- _Materials provided_

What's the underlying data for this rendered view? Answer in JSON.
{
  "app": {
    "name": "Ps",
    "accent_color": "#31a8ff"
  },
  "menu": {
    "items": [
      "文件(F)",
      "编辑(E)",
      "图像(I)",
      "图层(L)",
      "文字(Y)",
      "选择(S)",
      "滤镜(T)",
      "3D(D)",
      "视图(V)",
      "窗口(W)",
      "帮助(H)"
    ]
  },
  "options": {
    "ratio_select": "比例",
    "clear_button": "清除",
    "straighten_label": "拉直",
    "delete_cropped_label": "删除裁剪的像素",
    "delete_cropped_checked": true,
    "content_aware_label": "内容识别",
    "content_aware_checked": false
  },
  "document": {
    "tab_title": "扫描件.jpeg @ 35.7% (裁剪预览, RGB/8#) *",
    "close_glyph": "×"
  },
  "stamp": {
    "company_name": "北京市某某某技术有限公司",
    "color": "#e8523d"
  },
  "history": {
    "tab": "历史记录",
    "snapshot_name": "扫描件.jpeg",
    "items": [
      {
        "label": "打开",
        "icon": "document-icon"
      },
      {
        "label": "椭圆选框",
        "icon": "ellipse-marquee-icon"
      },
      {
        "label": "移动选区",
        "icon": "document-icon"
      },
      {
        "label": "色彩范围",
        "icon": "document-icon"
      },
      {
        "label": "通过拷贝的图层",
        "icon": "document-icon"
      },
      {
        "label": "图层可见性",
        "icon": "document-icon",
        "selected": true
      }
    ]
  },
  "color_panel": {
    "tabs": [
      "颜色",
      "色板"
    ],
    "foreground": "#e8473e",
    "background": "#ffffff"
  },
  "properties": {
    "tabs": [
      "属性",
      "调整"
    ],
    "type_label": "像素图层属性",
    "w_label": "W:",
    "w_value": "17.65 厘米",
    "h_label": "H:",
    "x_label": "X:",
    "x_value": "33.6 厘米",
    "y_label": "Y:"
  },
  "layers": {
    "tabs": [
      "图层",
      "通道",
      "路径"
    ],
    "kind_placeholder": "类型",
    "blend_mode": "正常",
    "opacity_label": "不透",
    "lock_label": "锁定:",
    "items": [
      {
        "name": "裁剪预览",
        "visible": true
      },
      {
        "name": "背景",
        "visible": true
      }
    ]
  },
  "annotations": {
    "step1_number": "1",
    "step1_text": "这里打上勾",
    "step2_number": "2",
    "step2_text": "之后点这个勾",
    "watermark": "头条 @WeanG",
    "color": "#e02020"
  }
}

- _What is asked_
Write out every line of the material again, exactly as it reads.

- _Result of this task_
What's the underlying data for this rendered view? Answer in JSON.
{
  "app": {
    "name": "Ps",
    "accent_color": "#31a8ff"
  },
  "menu": {
    "items": [
      "文件(F)",
      "编辑(E)",
      "图像(I)",
      "图层(L)",
      "文字(Y)",
      "选择(S)",
      "滤镜(T)",
      "3D(D)",
      "视图(V)",
      "窗口(W)",
      "帮助(H)"
    ]
  },
  "options": {
    "ratio_select": "比例",
    "clear_button": "清除",
    "straighten_label": "拉直",
    "delete_cropped_label": "删除裁剪的像素",
    "delete_cropped_checked": true,
    "content_aware_label": "内容识别",
    "content_aware_checked": false
  },
  "document": {
    "tab_title": "扫描件.jpeg @ 35.7% (裁剪预览, RGB/8#) *",
    "close_glyph": "×"
  },
  "stamp": {
    "company_name": "北京市某某某技术有限公司",
    "color": "#e8523d"
  },
  "history": {
    "tab": "历史记录",
    "snapshot_name": "扫描件.jpeg",
    "items": [
      {
        "label": "打开",
        "icon": "document-icon"
      },
      {
        "label": "椭圆选框",
        "icon": "ellipse-marquee-icon"
      },
      {
        "label": "移动选区",
        "icon": "document-icon"
      },
      {
        "label": "色彩范围",
        "icon": "document-icon"
      },
      {
        "label": "通过拷贝的图层",
        "icon": "document-icon"
      },
      {
        "label": "图层可见性",
        "icon": "document-icon",
        "selected": true
      }
    ]
  },
  "color_panel": {
    "tabs": [
      "颜色",
      "色板"
    ],
    "foreground": "#e8473e",
    "background": "#ffffff"
  },
  "properties": {
    "tabs": [
      "属性",
      "调整"
    ],
    "type_label": "像素图层属性",
    "w_label": "W:",
    "w_value": "17.65 厘米",
    "h_label": "H:",
    "x_label": "X:",
    "x_value": "33.6 厘米",
    "y_label": "Y:"
  },
  "layers": {
    "tabs": [
      "图层",
      "通道",
      "路径"
    ],
    "kind_placeholder": "类型",
    "blend_mode": "正常",
    "opacity_label": "不透",
    "lock_label": "锁定:",
    "items": [
      {
        "name": "裁剪预览",
        "visible": true
      },
      {
        "name": "背景",
        "visible": true
      }
    ]
  },
  "annotations": {
    "step1_number": "1",
    "step1_text": "这里打上勾",
    "step2_number": "2",
    "step2_text": "之后点这个勾",
    "watermark": "头条 @WeanG",
    "color": "#e02020"
  }
}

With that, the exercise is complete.